_Exercise_
Determine the number of lines in these entries that hold the word "content". Give the number and nothing more.

---+---

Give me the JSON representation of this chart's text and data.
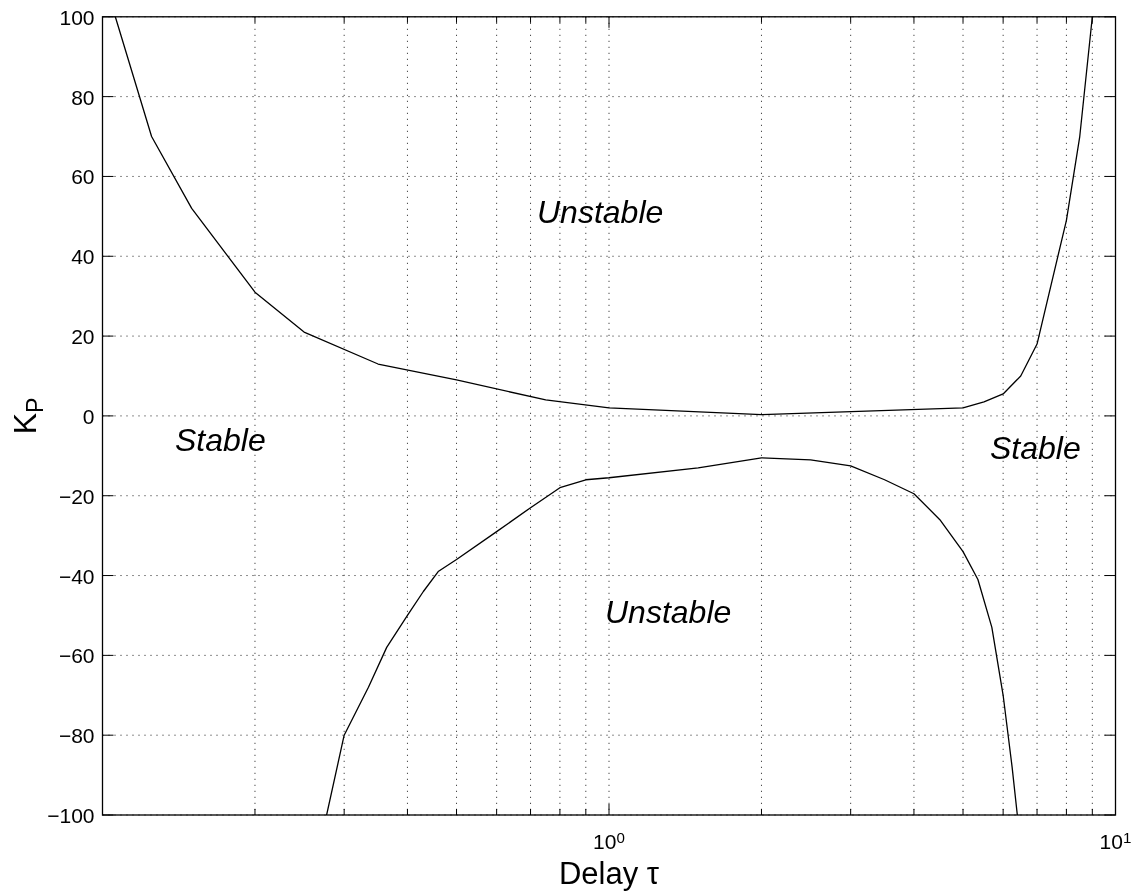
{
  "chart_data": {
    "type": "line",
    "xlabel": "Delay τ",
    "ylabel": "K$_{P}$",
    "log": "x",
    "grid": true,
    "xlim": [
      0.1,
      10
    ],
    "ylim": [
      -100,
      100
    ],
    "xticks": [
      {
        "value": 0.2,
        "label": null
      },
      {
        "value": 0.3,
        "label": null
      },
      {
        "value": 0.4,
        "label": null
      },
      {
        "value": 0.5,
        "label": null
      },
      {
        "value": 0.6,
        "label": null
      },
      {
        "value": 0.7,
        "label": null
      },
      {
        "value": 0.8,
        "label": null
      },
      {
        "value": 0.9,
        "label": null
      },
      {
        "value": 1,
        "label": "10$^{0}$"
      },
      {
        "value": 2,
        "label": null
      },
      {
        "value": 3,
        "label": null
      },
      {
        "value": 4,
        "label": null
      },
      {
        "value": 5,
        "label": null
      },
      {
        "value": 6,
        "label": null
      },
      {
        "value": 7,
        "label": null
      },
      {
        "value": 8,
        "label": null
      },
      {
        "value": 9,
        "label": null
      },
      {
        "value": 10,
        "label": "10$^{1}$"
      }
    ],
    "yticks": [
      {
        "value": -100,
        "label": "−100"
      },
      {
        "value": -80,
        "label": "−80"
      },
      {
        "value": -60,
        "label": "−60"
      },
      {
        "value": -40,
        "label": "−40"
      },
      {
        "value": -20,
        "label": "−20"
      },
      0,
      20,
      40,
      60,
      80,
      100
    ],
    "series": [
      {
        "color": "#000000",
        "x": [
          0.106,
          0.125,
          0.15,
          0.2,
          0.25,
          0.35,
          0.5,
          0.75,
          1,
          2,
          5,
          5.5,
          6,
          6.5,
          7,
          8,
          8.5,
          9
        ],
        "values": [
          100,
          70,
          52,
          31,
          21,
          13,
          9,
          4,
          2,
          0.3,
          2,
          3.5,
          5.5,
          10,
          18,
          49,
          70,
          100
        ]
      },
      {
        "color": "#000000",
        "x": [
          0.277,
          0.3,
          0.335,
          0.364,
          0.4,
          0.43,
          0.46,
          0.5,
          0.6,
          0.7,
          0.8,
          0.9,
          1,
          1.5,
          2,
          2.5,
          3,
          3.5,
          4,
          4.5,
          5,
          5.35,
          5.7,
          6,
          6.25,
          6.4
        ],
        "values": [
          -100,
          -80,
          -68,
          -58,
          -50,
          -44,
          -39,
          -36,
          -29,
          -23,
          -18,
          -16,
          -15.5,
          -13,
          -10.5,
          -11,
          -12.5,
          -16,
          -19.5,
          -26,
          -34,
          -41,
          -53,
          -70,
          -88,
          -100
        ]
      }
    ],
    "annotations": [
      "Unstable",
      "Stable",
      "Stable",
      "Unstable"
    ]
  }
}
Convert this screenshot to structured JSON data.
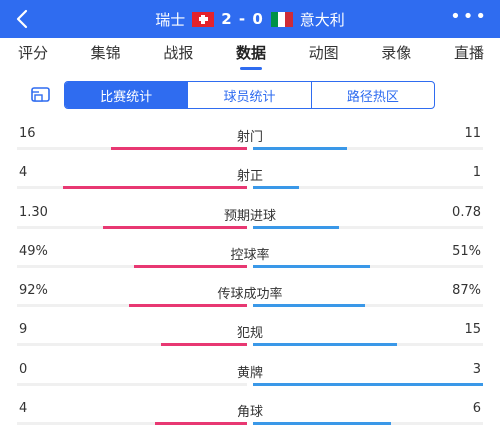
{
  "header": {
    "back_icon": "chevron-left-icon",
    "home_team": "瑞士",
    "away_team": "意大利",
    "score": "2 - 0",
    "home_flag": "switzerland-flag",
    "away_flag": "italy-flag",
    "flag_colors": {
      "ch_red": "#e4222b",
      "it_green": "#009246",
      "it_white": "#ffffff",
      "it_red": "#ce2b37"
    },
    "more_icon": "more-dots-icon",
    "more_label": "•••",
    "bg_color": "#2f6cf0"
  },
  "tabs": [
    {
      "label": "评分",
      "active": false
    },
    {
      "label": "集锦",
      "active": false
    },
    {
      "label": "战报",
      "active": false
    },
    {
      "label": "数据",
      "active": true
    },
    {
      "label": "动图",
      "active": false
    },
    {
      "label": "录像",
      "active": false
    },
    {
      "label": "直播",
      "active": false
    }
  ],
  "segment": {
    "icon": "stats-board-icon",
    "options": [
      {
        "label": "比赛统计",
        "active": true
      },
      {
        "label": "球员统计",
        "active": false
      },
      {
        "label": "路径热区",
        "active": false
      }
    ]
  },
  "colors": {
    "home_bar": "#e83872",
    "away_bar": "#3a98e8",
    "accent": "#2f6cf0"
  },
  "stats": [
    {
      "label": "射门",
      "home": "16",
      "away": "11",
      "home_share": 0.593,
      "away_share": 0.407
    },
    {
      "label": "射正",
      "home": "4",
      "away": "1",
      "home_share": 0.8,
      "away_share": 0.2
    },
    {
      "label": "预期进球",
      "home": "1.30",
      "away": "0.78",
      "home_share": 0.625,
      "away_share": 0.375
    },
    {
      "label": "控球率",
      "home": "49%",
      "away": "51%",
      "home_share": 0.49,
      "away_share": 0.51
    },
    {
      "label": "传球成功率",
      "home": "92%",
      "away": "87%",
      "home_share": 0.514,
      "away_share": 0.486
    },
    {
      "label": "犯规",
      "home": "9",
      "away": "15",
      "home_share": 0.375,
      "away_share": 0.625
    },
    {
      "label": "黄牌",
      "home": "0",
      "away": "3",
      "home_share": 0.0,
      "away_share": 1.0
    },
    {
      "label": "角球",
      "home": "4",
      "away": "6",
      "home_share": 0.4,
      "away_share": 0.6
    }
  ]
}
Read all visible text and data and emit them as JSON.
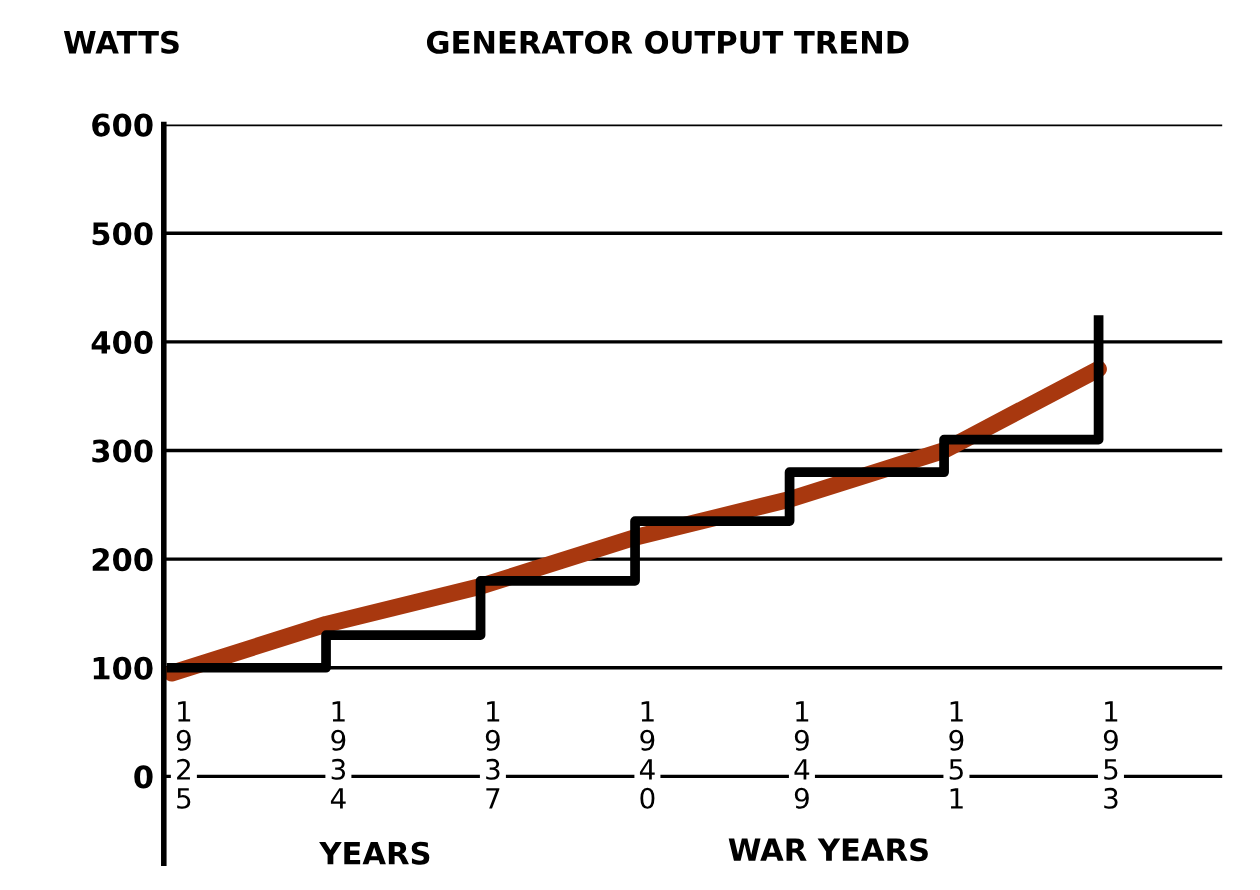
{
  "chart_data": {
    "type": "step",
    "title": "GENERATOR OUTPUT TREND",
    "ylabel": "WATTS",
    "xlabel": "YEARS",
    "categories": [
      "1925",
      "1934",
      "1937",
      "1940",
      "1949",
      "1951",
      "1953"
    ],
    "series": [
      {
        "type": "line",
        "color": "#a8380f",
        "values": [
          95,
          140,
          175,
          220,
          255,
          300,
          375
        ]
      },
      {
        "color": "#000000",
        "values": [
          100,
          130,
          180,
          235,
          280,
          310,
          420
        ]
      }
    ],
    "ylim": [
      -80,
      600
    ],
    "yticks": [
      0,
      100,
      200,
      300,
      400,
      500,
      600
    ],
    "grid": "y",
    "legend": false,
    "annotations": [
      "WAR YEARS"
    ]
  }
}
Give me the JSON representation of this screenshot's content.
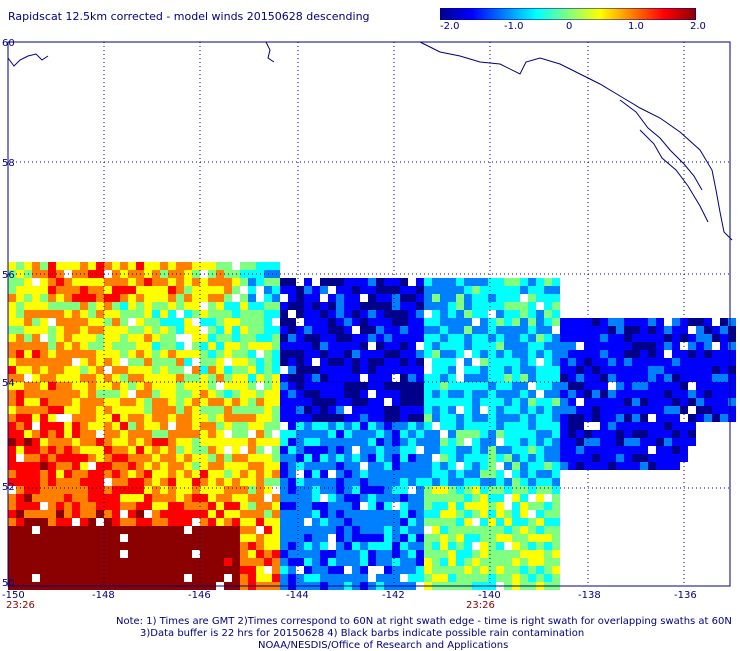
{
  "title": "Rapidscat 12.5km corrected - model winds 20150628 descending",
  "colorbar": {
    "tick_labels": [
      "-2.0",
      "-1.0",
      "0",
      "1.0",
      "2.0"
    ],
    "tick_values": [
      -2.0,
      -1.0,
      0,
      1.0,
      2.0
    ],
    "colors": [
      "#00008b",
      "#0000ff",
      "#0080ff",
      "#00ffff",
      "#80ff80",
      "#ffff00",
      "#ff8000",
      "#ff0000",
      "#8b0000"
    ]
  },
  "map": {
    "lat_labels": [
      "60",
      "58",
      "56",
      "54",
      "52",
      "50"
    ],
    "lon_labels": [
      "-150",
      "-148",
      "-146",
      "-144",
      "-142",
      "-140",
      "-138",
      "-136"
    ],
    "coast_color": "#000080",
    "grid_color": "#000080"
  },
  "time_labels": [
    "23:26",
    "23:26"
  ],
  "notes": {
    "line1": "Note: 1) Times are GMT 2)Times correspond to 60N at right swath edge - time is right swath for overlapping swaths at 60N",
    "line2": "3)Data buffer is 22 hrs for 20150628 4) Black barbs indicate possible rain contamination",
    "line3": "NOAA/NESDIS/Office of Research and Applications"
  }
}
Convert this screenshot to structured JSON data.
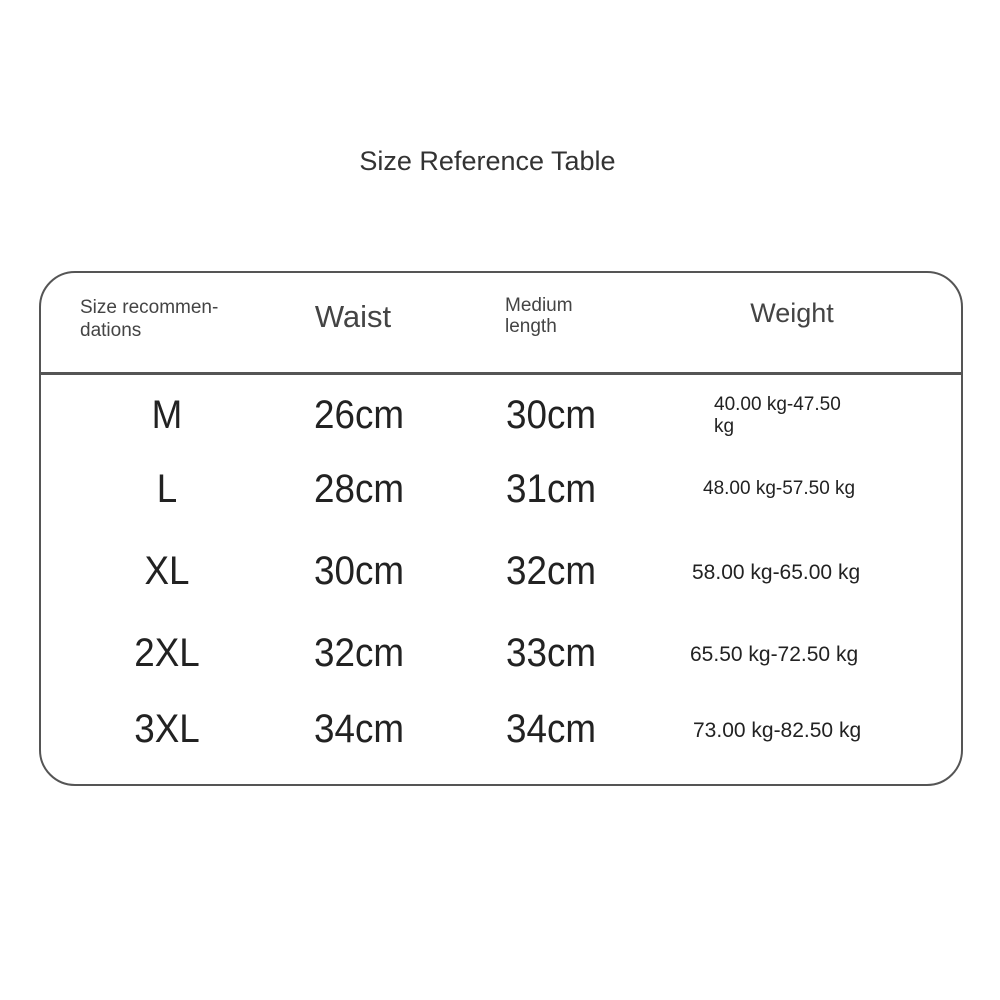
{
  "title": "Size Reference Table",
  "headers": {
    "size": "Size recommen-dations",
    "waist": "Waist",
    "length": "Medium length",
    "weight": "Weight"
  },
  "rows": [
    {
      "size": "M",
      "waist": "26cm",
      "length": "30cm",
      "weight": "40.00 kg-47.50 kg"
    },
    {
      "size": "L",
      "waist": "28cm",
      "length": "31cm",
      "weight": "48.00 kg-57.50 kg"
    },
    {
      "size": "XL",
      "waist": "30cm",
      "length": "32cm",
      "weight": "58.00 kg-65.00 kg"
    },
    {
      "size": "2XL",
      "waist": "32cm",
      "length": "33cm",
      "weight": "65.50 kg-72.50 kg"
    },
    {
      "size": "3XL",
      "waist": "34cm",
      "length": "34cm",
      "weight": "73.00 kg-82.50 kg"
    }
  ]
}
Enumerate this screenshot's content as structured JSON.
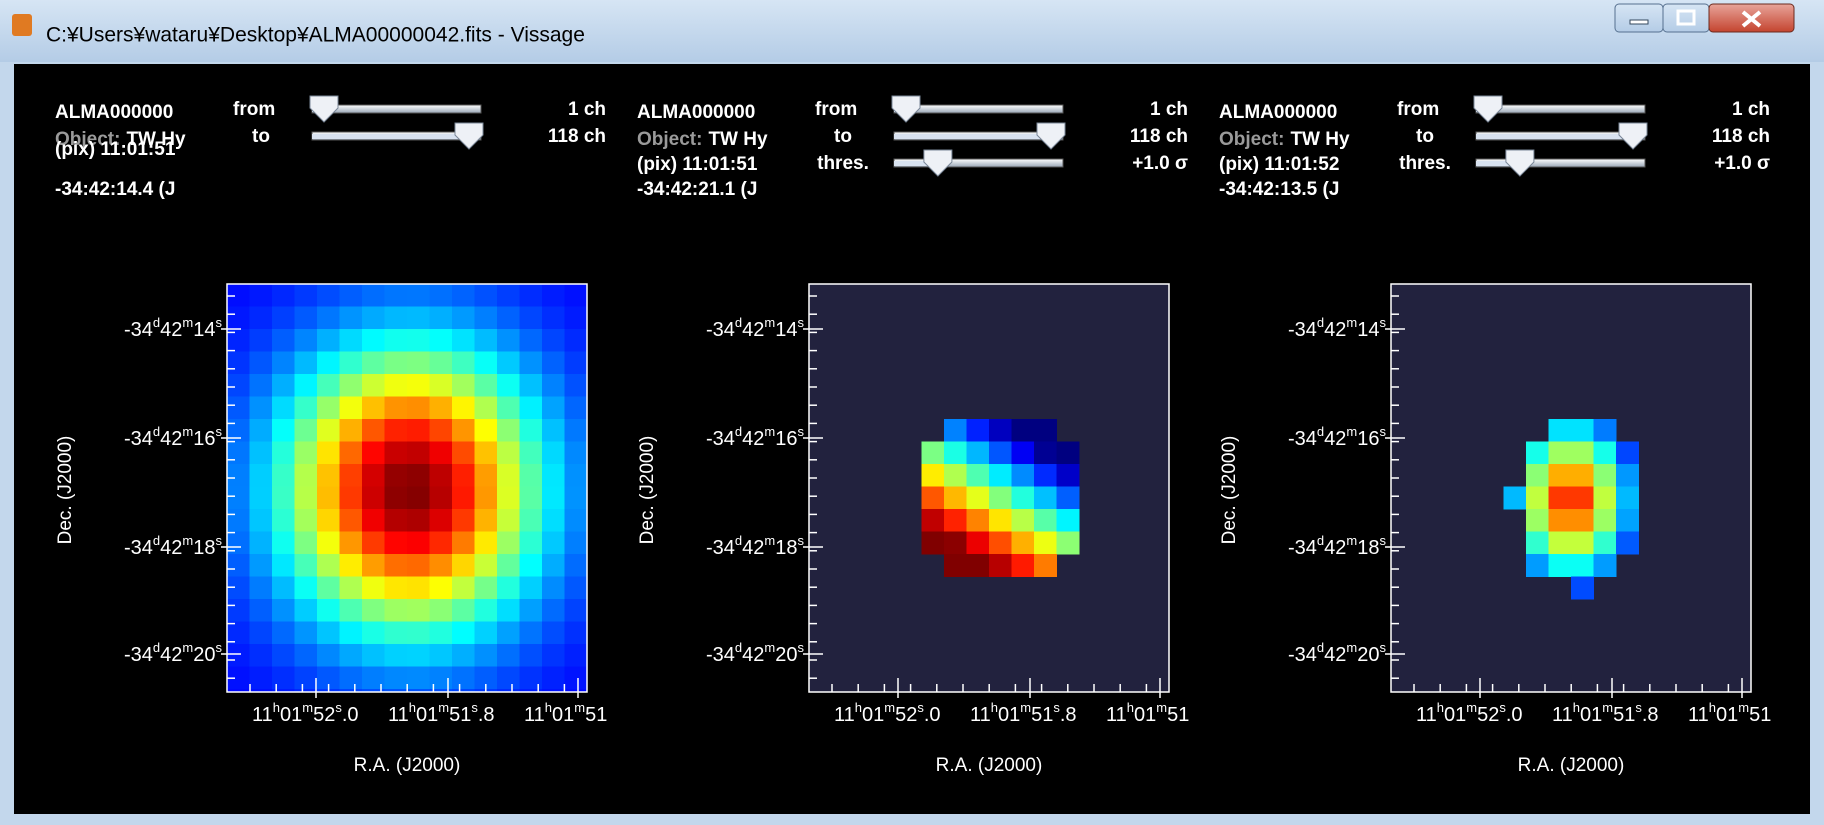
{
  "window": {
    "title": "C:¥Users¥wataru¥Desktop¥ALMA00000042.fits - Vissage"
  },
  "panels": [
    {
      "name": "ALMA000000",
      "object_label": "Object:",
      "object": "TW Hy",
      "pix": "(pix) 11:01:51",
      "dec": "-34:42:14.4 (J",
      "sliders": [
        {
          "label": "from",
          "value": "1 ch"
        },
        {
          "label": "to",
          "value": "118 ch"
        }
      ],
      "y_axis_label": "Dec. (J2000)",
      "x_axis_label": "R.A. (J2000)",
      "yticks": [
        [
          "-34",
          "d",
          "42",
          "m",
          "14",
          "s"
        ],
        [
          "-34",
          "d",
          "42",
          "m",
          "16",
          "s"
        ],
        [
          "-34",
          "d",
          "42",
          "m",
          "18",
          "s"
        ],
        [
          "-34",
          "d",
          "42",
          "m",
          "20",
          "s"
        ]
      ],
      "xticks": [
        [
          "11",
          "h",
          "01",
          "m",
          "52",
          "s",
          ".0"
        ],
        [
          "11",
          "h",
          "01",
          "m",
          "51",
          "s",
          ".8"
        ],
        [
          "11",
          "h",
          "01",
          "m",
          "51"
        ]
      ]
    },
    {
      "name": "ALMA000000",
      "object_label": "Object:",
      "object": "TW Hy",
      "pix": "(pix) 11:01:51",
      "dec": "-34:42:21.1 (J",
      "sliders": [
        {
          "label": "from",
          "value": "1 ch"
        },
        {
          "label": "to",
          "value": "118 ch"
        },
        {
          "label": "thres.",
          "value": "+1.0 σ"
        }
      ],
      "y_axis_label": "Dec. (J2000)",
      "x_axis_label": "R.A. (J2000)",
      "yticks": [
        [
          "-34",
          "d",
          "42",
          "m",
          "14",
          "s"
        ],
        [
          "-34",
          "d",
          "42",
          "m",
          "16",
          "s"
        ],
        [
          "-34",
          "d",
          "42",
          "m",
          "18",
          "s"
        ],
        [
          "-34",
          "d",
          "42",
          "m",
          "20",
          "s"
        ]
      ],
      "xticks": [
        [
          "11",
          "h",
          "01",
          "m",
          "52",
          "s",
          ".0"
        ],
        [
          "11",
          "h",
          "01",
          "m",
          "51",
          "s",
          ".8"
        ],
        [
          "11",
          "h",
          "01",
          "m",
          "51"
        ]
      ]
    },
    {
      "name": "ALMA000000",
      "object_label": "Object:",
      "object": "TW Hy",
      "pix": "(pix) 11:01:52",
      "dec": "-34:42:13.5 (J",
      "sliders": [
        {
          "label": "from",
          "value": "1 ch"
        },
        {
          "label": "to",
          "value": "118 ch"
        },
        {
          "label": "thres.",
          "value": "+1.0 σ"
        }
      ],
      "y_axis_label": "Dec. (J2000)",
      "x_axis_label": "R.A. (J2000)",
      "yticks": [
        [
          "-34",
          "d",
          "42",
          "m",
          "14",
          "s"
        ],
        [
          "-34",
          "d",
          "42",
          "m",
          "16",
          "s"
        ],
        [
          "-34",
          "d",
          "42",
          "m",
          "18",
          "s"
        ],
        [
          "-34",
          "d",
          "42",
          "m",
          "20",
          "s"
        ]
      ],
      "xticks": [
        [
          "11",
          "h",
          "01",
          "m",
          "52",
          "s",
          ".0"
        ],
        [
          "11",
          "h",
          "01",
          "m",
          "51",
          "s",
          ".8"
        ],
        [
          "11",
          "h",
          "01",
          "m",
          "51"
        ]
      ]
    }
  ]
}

---+---

_Result of the task_
2